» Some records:
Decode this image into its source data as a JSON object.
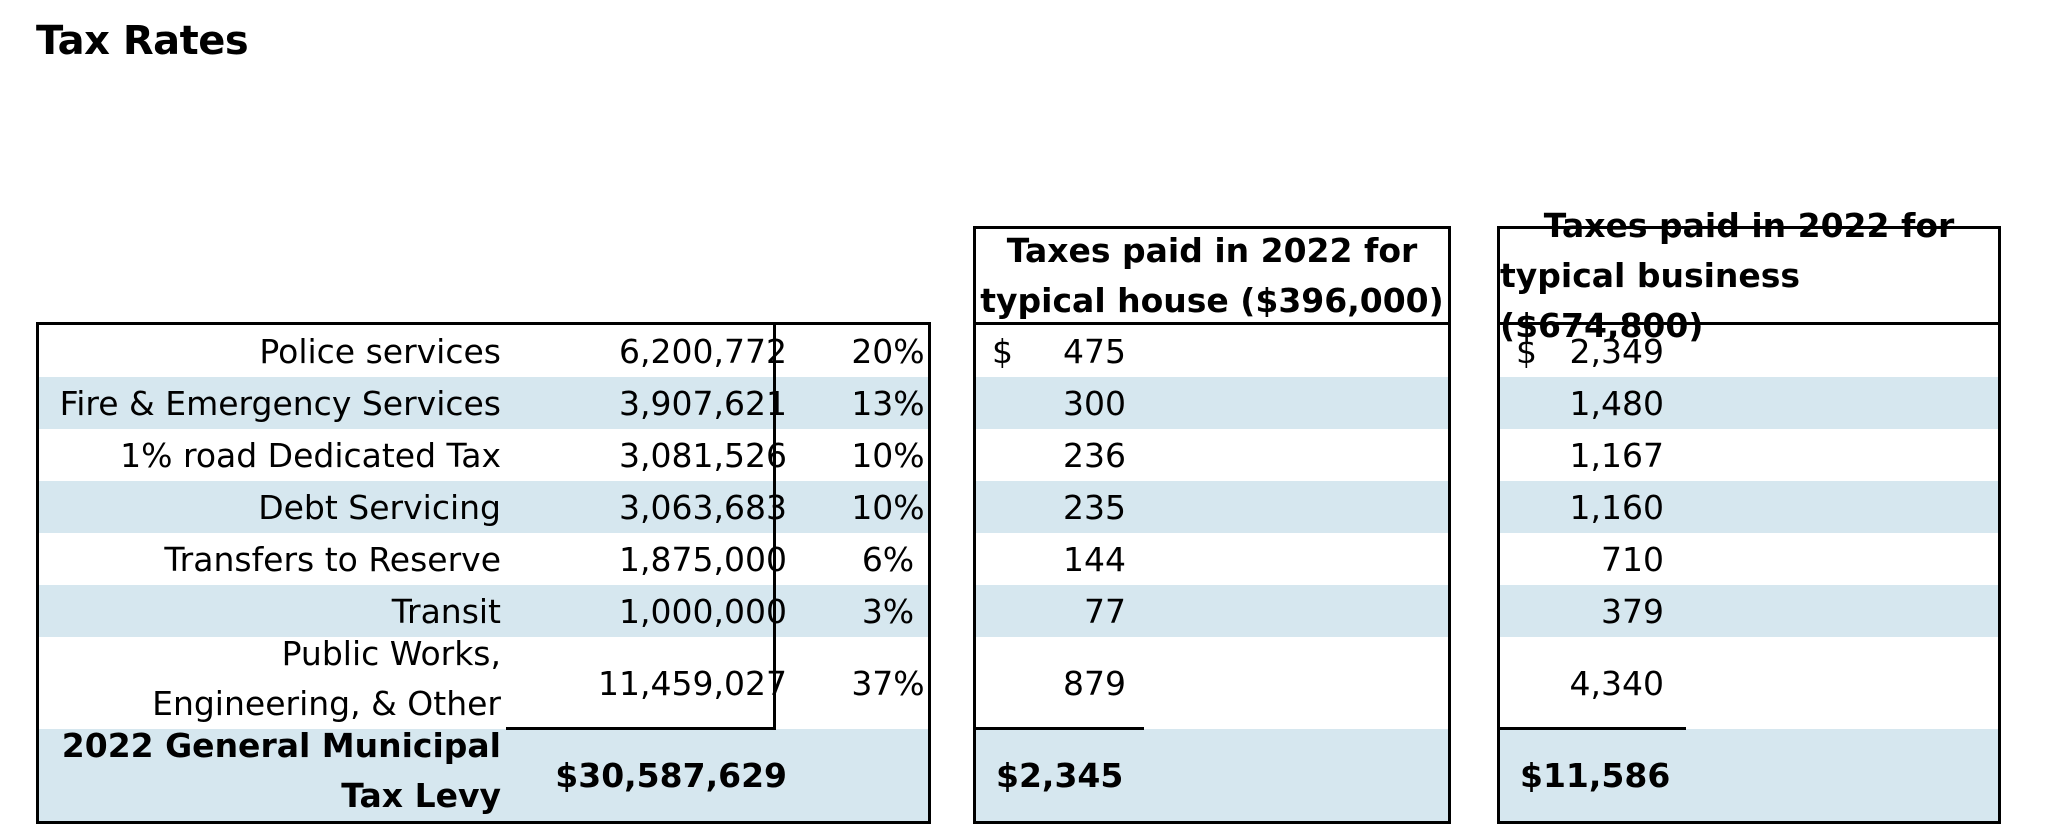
{
  "page": {
    "title": "Tax Rates"
  },
  "rows": [
    {
      "label": "Police services",
      "amount": "6,200,772",
      "percent": "20%",
      "house": "475",
      "business": "2,349"
    },
    {
      "label": "Fire & Emergency Services",
      "amount": "3,907,621",
      "percent": "13%",
      "house": "300",
      "business": "1,480"
    },
    {
      "label": "1% road Dedicated Tax",
      "amount": "3,081,526",
      "percent": "10%",
      "house": "236",
      "business": "1,167"
    },
    {
      "label": "Debt Servicing",
      "amount": "3,063,683",
      "percent": "10%",
      "house": "235",
      "business": "1,160"
    },
    {
      "label": "Transfers to Reserve",
      "amount": "1,875,000",
      "percent": "6%",
      "house": "144",
      "business": "710"
    },
    {
      "label": "Transit",
      "amount": "1,000,000",
      "percent": "3%",
      "house": "77",
      "business": "379"
    }
  ],
  "public_works": {
    "label_line1": "Public Works,",
    "label_line2": "Engineering, & Other",
    "amount": "11,459,027",
    "percent": "37%",
    "house": "879",
    "business": "4,340"
  },
  "totals": {
    "label_line1": "2022 General Municipal",
    "label_line2": "Tax Levy",
    "amount": "$30,587,629",
    "house": "$2,345",
    "business": "$11,586"
  },
  "house_header": {
    "line1": "Taxes paid in 2022 for",
    "line2": "typical house ($396,000)"
  },
  "business_header": {
    "line1": "Taxes paid in 2022 for",
    "line2": "typical business ($674,800)"
  },
  "currency_symbol": "$",
  "colors": {
    "shade": "#d6e7ef",
    "border": "#000000"
  }
}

» Given task:
Pull out all lines in the data above that include "amount".

» Completed task:
      "amount": "6,200,772",
      "amount": "3,907,621",
      "amount": "3,081,526",
      "amount": "3,063,683",
      "amount": "1,875,000",
      "amount": "1,000,000",
    "amount": "11,459,027",
    "amount": "$30,587,629",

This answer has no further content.